Stored data entries:
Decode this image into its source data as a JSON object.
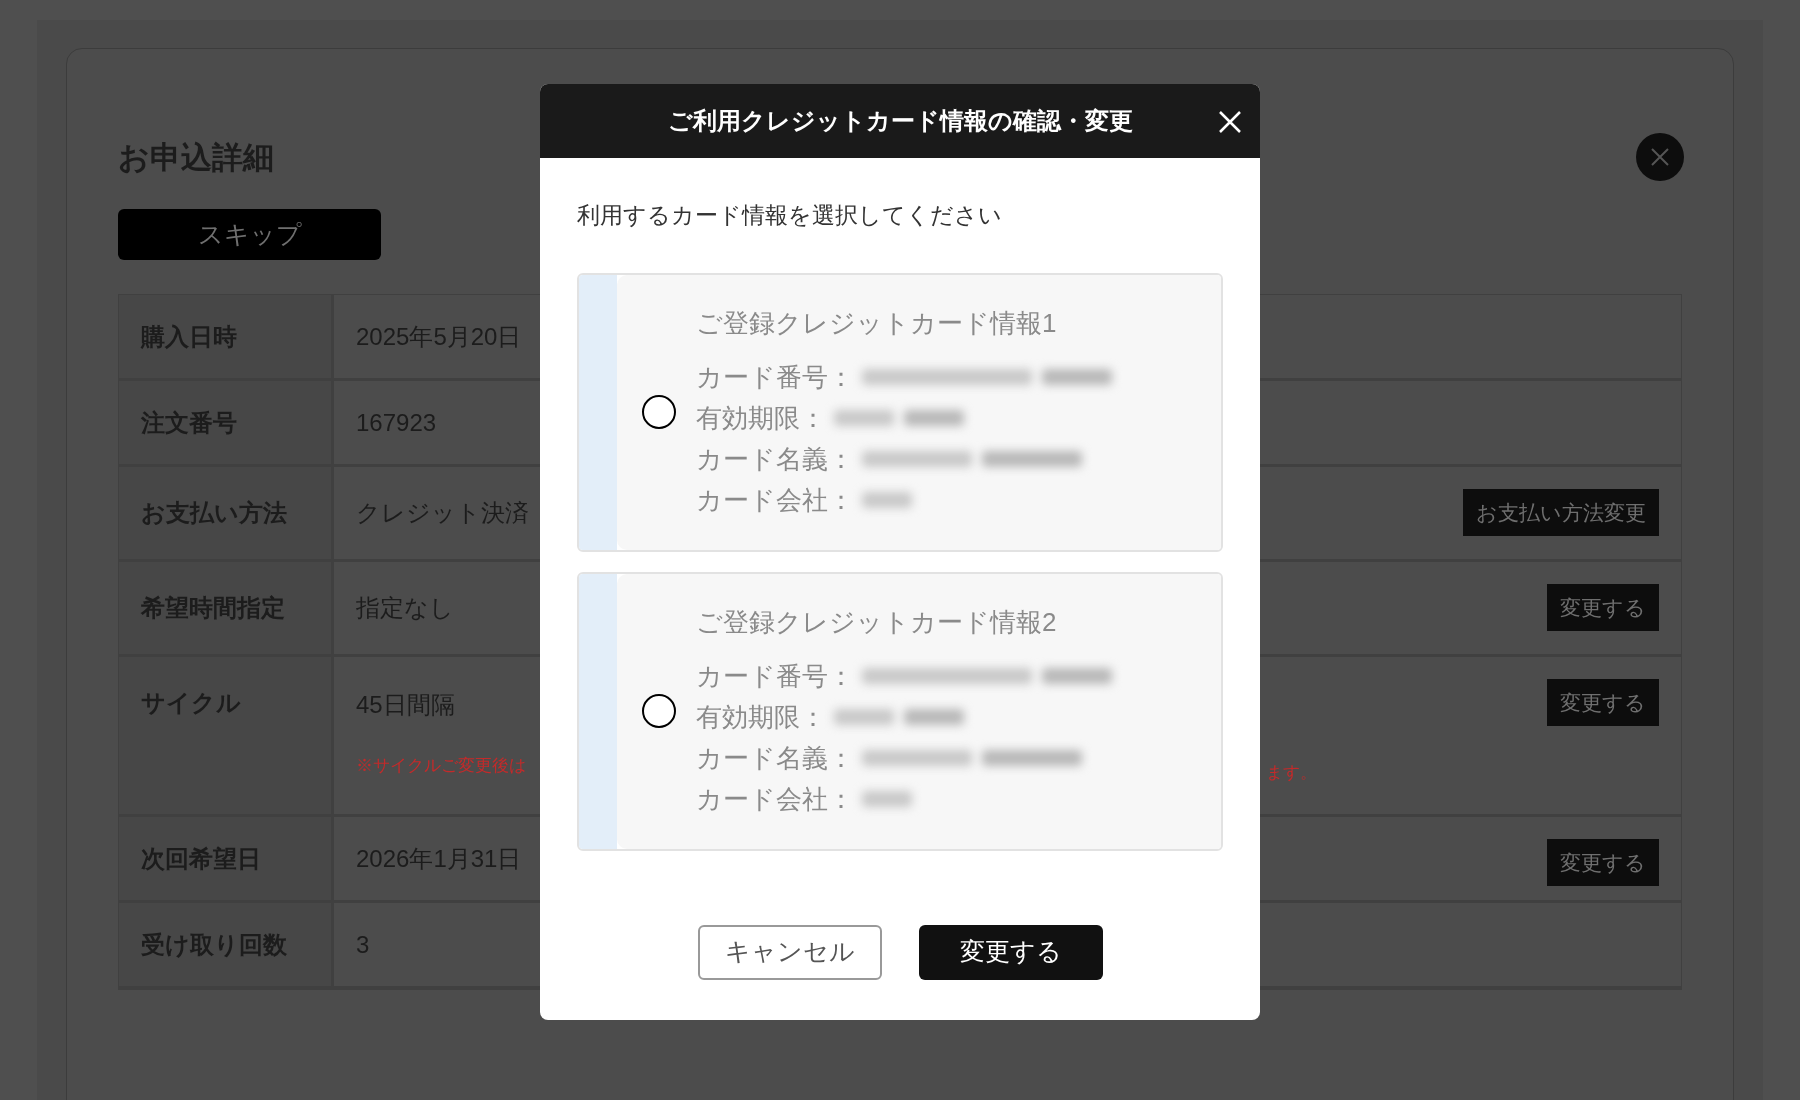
{
  "page": {
    "title": "お申込詳細",
    "skip_button": "スキップ",
    "rows": [
      {
        "label": "購入日時",
        "value": "2025年5月20日"
      },
      {
        "label": "注文番号",
        "value": "167923"
      },
      {
        "label": "お支払い方法",
        "value": "クレジット決済",
        "action": "お支払い方法変更"
      },
      {
        "label": "希望時間指定",
        "value": "指定なし",
        "action": "変更する"
      },
      {
        "label": "サイクル",
        "value": "45日間隔",
        "action": "変更する",
        "note_left": "※サイクルご変更後は",
        "note_right": "ます。"
      },
      {
        "label": "次回希望日",
        "value": "2026年1月31日",
        "action": "変更する"
      },
      {
        "label": "受け取り回数",
        "value": "3"
      }
    ]
  },
  "modal": {
    "title": "ご利用クレジットカード情報の確認・変更",
    "prompt": "利用するカード情報を選択してください",
    "cards": [
      {
        "title": "ご登録クレジットカード情報1",
        "selected": false,
        "fields": [
          "カード番号：",
          "有効期限：",
          "カード名義：",
          "カード会社："
        ]
      },
      {
        "title": "ご登録クレジットカード情報2",
        "selected": false,
        "fields": [
          "カード番号：",
          "有効期限：",
          "カード名義：",
          "カード会社："
        ]
      }
    ],
    "cancel": "キャンセル",
    "confirm": "変更する"
  }
}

Aim of the task: From the records above, pull out every line containing the word "title".

Exercise response:
    "title": "お申込詳細",
    "title": "ご利用クレジットカード情報の確認・変更",
        "title": "ご登録クレジットカード情報1",
        "title": "ご登録クレジットカード情報2",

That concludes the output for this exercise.